■ **EXERCISE DATA**:

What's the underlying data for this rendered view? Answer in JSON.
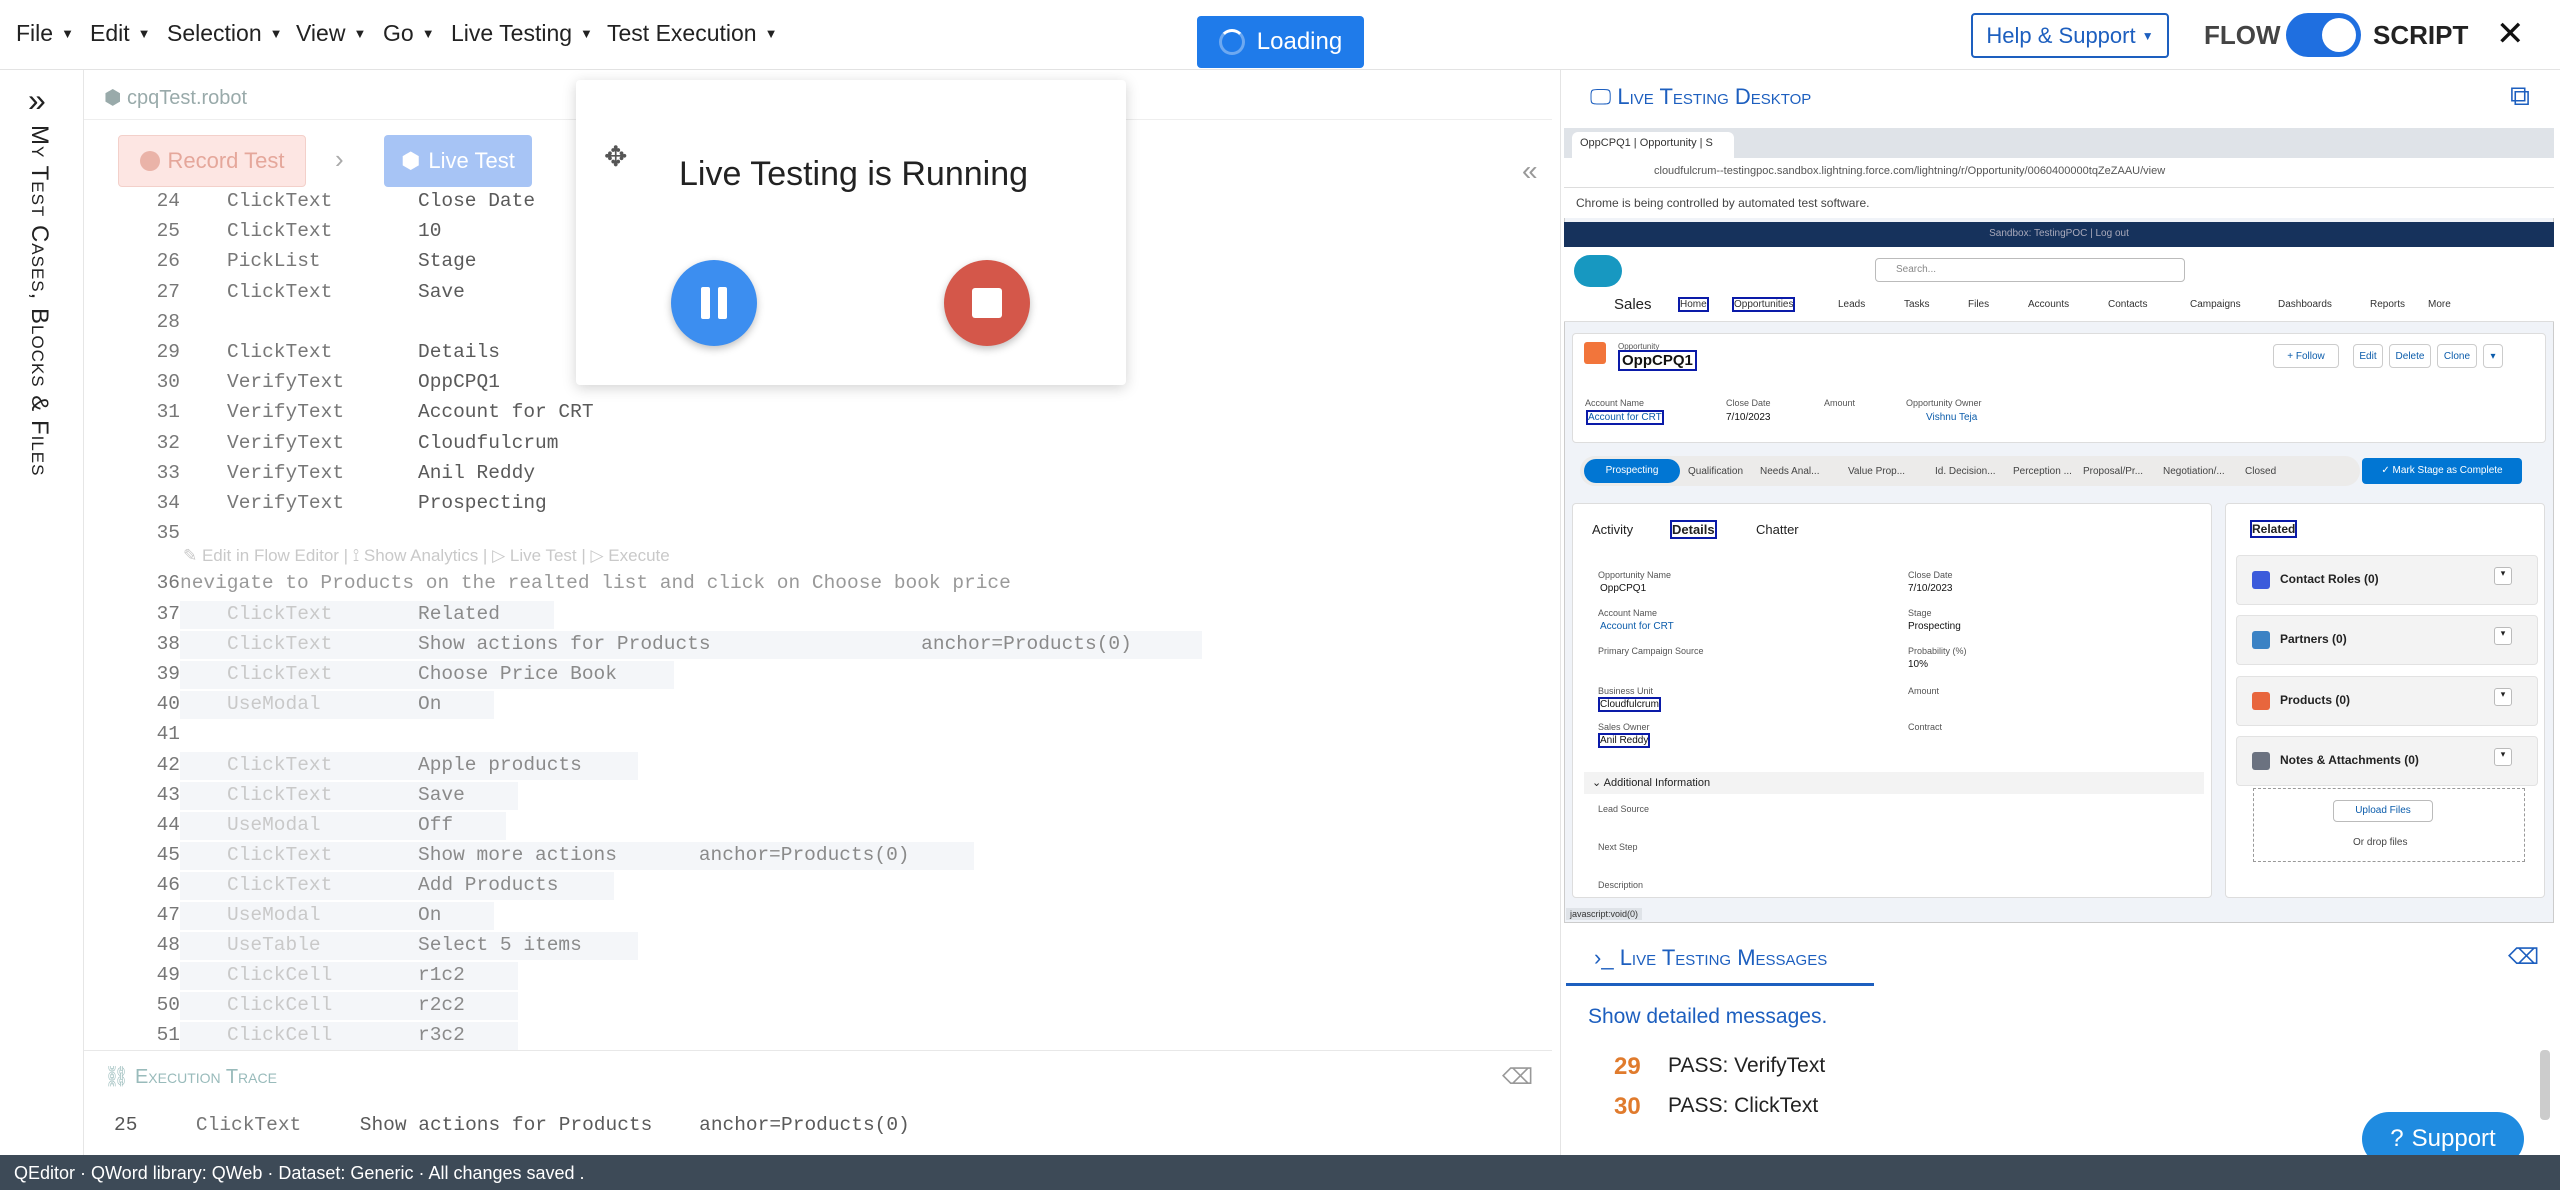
{
  "menu": [
    "File",
    "Edit",
    "Selection",
    "View",
    "Go",
    "Live Testing",
    "Test Execution"
  ],
  "loading_label": "Loading",
  "help_label": "Help & Support",
  "flow_label": "FLOW",
  "script_label": "SCRIPT",
  "sidebar_title": "My Test Cases, Blocks & Files",
  "file_tab": "cpqTest.robot",
  "record_label": "Record Test",
  "live_test_label": "Live Test",
  "overlay_title": "Live Testing is Running",
  "code_lines": [
    {
      "n": "24",
      "kw": "ClickText",
      "arg": "Close Date"
    },
    {
      "n": "25",
      "kw": "ClickText",
      "arg": "10"
    },
    {
      "n": "26",
      "kw": "PickList",
      "arg": "Stage"
    },
    {
      "n": "27",
      "kw": "ClickText",
      "arg": "Save"
    },
    {
      "n": "28",
      "kw": "",
      "arg": ""
    },
    {
      "n": "29",
      "kw": "ClickText",
      "arg": "Details"
    },
    {
      "n": "30",
      "kw": "VerifyText",
      "arg": "OppCPQ1"
    },
    {
      "n": "31",
      "kw": "VerifyText",
      "arg": "Account for CRT"
    },
    {
      "n": "32",
      "kw": "VerifyText",
      "arg": "Cloudfulcrum"
    },
    {
      "n": "33",
      "kw": "VerifyText",
      "arg": "Anil Reddy"
    },
    {
      "n": "34",
      "kw": "VerifyText",
      "arg": "Prospecting"
    },
    {
      "n": "35",
      "kw": "",
      "arg": ""
    }
  ],
  "hint_line": "✎ Edit in Flow Editor | ⟟ Show Analytics | ▷ Live Test | ▷ Execute",
  "line36": {
    "n": "36",
    "text": "nevigate to Products on the realted list and click on Choose book price"
  },
  "code_lines2": [
    {
      "n": "37",
      "kw": "ClickText",
      "arg": "Related"
    },
    {
      "n": "38",
      "kw": "ClickText",
      "arg": "Show actions for Products                  anchor=Products(0)"
    },
    {
      "n": "39",
      "kw": "ClickText",
      "arg": "Choose Price Book"
    },
    {
      "n": "40",
      "kw": "UseModal",
      "arg": "On"
    },
    {
      "n": "41",
      "kw": "",
      "arg": ""
    },
    {
      "n": "42",
      "kw": "ClickText",
      "arg": "Apple products"
    },
    {
      "n": "43",
      "kw": "ClickText",
      "arg": "Save"
    },
    {
      "n": "44",
      "kw": "UseModal",
      "arg": "Off"
    },
    {
      "n": "45",
      "kw": "ClickText",
      "arg": "Show more actions       anchor=Products(0)"
    },
    {
      "n": "46",
      "kw": "ClickText",
      "arg": "Add Products"
    },
    {
      "n": "47",
      "kw": "UseModal",
      "arg": "On"
    },
    {
      "n": "48",
      "kw": "UseTable",
      "arg": "Select 5 items"
    },
    {
      "n": "49",
      "kw": "ClickCell",
      "arg": "r1c2"
    },
    {
      "n": "50",
      "kw": "ClickCell",
      "arg": "r2c2"
    },
    {
      "n": "51",
      "kw": "ClickCell",
      "arg": "r3c2"
    }
  ],
  "trace_title": "Execution Trace",
  "trace_line": {
    "n": "25",
    "kw": "ClickText",
    "arg": "Show actions for Products    anchor=Products(0)"
  },
  "right_title": "Live Testing Desktop",
  "browser": {
    "tab": "OppCPQ1 | Opportunity | S",
    "url": "cloudfulcrum--testingpoc.sandbox.lightning.force.com/lightning/r/Opportunity/0060400000tqZeZAAU/view",
    "automation": "Chrome is being controlled by automated test software.",
    "sandbox": "Sandbox: TestingPOC | Log out",
    "search": "Search...",
    "app": "Sales",
    "nav": [
      "Home",
      "Opportunities",
      "Leads",
      "Tasks",
      "Files",
      "Accounts",
      "Contacts",
      "Campaigns",
      "Dashboards",
      "Reports",
      "More"
    ],
    "record_label": "Opportunity",
    "record_name": "OppCPQ1",
    "buttons": [
      "+ Follow",
      "Edit",
      "Delete",
      "Clone"
    ],
    "highlights": [
      {
        "label": "Account Name",
        "value": "Account for CRT"
      },
      {
        "label": "Close Date",
        "value": "7/10/2023"
      },
      {
        "label": "Amount",
        "value": ""
      },
      {
        "label": "Opportunity Owner",
        "value": "Vishnu Teja"
      }
    ],
    "path": [
      "Prospecting",
      "Qualification",
      "Needs Anal...",
      "Value Prop...",
      "Id. Decision...",
      "Perception ...",
      "Proposal/Pr...",
      "Negotiation/...",
      "Closed"
    ],
    "mark_button": "✓ Mark Stage as Complete",
    "tabs": [
      "Activity",
      "Details",
      "Chatter"
    ],
    "fields_left": [
      {
        "label": "Opportunity Name",
        "value": "OppCPQ1"
      },
      {
        "label": "Account Name",
        "value": "Account for CRT"
      },
      {
        "label": "Primary Campaign Source",
        "value": ""
      },
      {
        "label": "Business Unit",
        "value": "Cloudfulcrum"
      },
      {
        "label": "Sales Owner",
        "value": "Anil Reddy"
      }
    ],
    "fields_right": [
      {
        "label": "Close Date",
        "value": "7/10/2023"
      },
      {
        "label": "Stage",
        "value": "Prospecting"
      },
      {
        "label": "Probability (%)",
        "value": "10%"
      },
      {
        "label": "Amount",
        "value": ""
      },
      {
        "label": "Contract",
        "value": ""
      }
    ],
    "section": "Additional Information",
    "fields_extra": [
      "Lead Source",
      "Next Step",
      "Description"
    ],
    "related_tab": "Related",
    "related": [
      "Contact Roles (0)",
      "Partners (0)",
      "Products (0)",
      "Notes & Attachments (0)"
    ],
    "upload": "Upload Files",
    "drop": "Or drop files",
    "status_link": "javascript:void(0)"
  },
  "messages_title": "Live Testing Messages",
  "show_detailed": "Show detailed messages.",
  "messages": [
    {
      "n": "29",
      "text": "PASS: VerifyText"
    },
    {
      "n": "30",
      "text": "PASS: ClickText"
    }
  ],
  "support_label": "Support",
  "status_bar": "QEditor · QWord library: QWeb · Dataset: Generic · All changes saved ."
}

■ **INSTRUCTIONS FOR THE TASK**: Return the listing above word for word, with the pictures removed.

■ **FULL RESPONSE**:
What's the underlying data for this rendered view? Answer in JSON.
{
  "menu": [
    "File",
    "Edit",
    "Selection",
    "View",
    "Go",
    "Live Testing",
    "Test Execution"
  ],
  "loading_label": "Loading",
  "help_label": "Help & Support",
  "flow_label": "FLOW",
  "script_label": "SCRIPT",
  "sidebar_title": "My Test Cases, Blocks & Files",
  "file_tab": "cpqTest.robot",
  "record_label": "Record Test",
  "live_test_label": "Live Test",
  "overlay_title": "Live Testing is Running",
  "code_lines": [
    {
      "n": "24",
      "kw": "ClickText",
      "arg": "Close Date"
    },
    {
      "n": "25",
      "kw": "ClickText",
      "arg": "10"
    },
    {
      "n": "26",
      "kw": "PickList",
      "arg": "Stage"
    },
    {
      "n": "27",
      "kw": "ClickText",
      "arg": "Save"
    },
    {
      "n": "28",
      "kw": "",
      "arg": ""
    },
    {
      "n": "29",
      "kw": "ClickText",
      "arg": "Details"
    },
    {
      "n": "30",
      "kw": "VerifyText",
      "arg": "OppCPQ1"
    },
    {
      "n": "31",
      "kw": "VerifyText",
      "arg": "Account for CRT"
    },
    {
      "n": "32",
      "kw": "VerifyText",
      "arg": "Cloudfulcrum"
    },
    {
      "n": "33",
      "kw": "VerifyText",
      "arg": "Anil Reddy"
    },
    {
      "n": "34",
      "kw": "VerifyText",
      "arg": "Prospecting"
    },
    {
      "n": "35",
      "kw": "",
      "arg": ""
    }
  ],
  "hint_line": "✎ Edit in Flow Editor | ⟟ Show Analytics | ▷ Live Test | ▷ Execute",
  "line36": {
    "n": "36",
    "text": "nevigate to Products on the realted list and click on Choose book price"
  },
  "code_lines2": [
    {
      "n": "37",
      "kw": "ClickText",
      "arg": "Related"
    },
    {
      "n": "38",
      "kw": "ClickText",
      "arg": "Show actions for Products                  anchor=Products(0)"
    },
    {
      "n": "39",
      "kw": "ClickText",
      "arg": "Choose Price Book"
    },
    {
      "n": "40",
      "kw": "UseModal",
      "arg": "On"
    },
    {
      "n": "41",
      "kw": "",
      "arg": ""
    },
    {
      "n": "42",
      "kw": "ClickText",
      "arg": "Apple products"
    },
    {
      "n": "43",
      "kw": "ClickText",
      "arg": "Save"
    },
    {
      "n": "44",
      "kw": "UseModal",
      "arg": "Off"
    },
    {
      "n": "45",
      "kw": "ClickText",
      "arg": "Show more actions       anchor=Products(0)"
    },
    {
      "n": "46",
      "kw": "ClickText",
      "arg": "Add Products"
    },
    {
      "n": "47",
      "kw": "UseModal",
      "arg": "On"
    },
    {
      "n": "48",
      "kw": "UseTable",
      "arg": "Select 5 items"
    },
    {
      "n": "49",
      "kw": "ClickCell",
      "arg": "r1c2"
    },
    {
      "n": "50",
      "kw": "ClickCell",
      "arg": "r2c2"
    },
    {
      "n": "51",
      "kw": "ClickCell",
      "arg": "r3c2"
    }
  ],
  "trace_title": "Execution Trace",
  "trace_line": {
    "n": "25",
    "kw": "ClickText",
    "arg": "Show actions for Products    anchor=Products(0)"
  },
  "right_title": "Live Testing Desktop",
  "browser": {
    "tab": "OppCPQ1 | Opportunity | S",
    "url": "cloudfulcrum--testingpoc.sandbox.lightning.force.com/lightning/r/Opportunity/0060400000tqZeZAAU/view",
    "automation": "Chrome is being controlled by automated test software.",
    "sandbox": "Sandbox: TestingPOC | Log out",
    "search": "Search...",
    "app": "Sales",
    "nav": [
      "Home",
      "Opportunities",
      "Leads",
      "Tasks",
      "Files",
      "Accounts",
      "Contacts",
      "Campaigns",
      "Dashboards",
      "Reports",
      "More"
    ],
    "record_label": "Opportunity",
    "record_name": "OppCPQ1",
    "buttons": [
      "+ Follow",
      "Edit",
      "Delete",
      "Clone"
    ],
    "highlights": [
      {
        "label": "Account Name",
        "value": "Account for CRT"
      },
      {
        "label": "Close Date",
        "value": "7/10/2023"
      },
      {
        "label": "Amount",
        "value": ""
      },
      {
        "label": "Opportunity Owner",
        "value": "Vishnu Teja"
      }
    ],
    "path": [
      "Prospecting",
      "Qualification",
      "Needs Anal...",
      "Value Prop...",
      "Id. Decision...",
      "Perception ...",
      "Proposal/Pr...",
      "Negotiation/...",
      "Closed"
    ],
    "mark_button": "✓ Mark Stage as Complete",
    "tabs": [
      "Activity",
      "Details",
      "Chatter"
    ],
    "fields_left": [
      {
        "label": "Opportunity Name",
        "value": "OppCPQ1"
      },
      {
        "label": "Account Name",
        "value": "Account for CRT"
      },
      {
        "label": "Primary Campaign Source",
        "value": ""
      },
      {
        "label": "Business Unit",
        "value": "Cloudfulcrum"
      },
      {
        "label": "Sales Owner",
        "value": "Anil Reddy"
      }
    ],
    "fields_right": [
      {
        "label": "Close Date",
        "value": "7/10/2023"
      },
      {
        "label": "Stage",
        "value": "Prospecting"
      },
      {
        "label": "Probability (%)",
        "value": "10%"
      },
      {
        "label": "Amount",
        "value": ""
      },
      {
        "label": "Contract",
        "value": ""
      }
    ],
    "section": "Additional Information",
    "fields_extra": [
      "Lead Source",
      "Next Step",
      "Description"
    ],
    "related_tab": "Related",
    "related": [
      "Contact Roles (0)",
      "Partners (0)",
      "Products (0)",
      "Notes & Attachments (0)"
    ],
    "upload": "Upload Files",
    "drop": "Or drop files",
    "status_link": "javascript:void(0)"
  },
  "messages_title": "Live Testing Messages",
  "show_detailed": "Show detailed messages.",
  "messages": [
    {
      "n": "29",
      "text": "PASS: VerifyText"
    },
    {
      "n": "30",
      "text": "PASS: ClickText"
    }
  ],
  "support_label": "Support",
  "status_bar": "QEditor · QWord library: QWeb · Dataset: Generic · All changes saved ."
}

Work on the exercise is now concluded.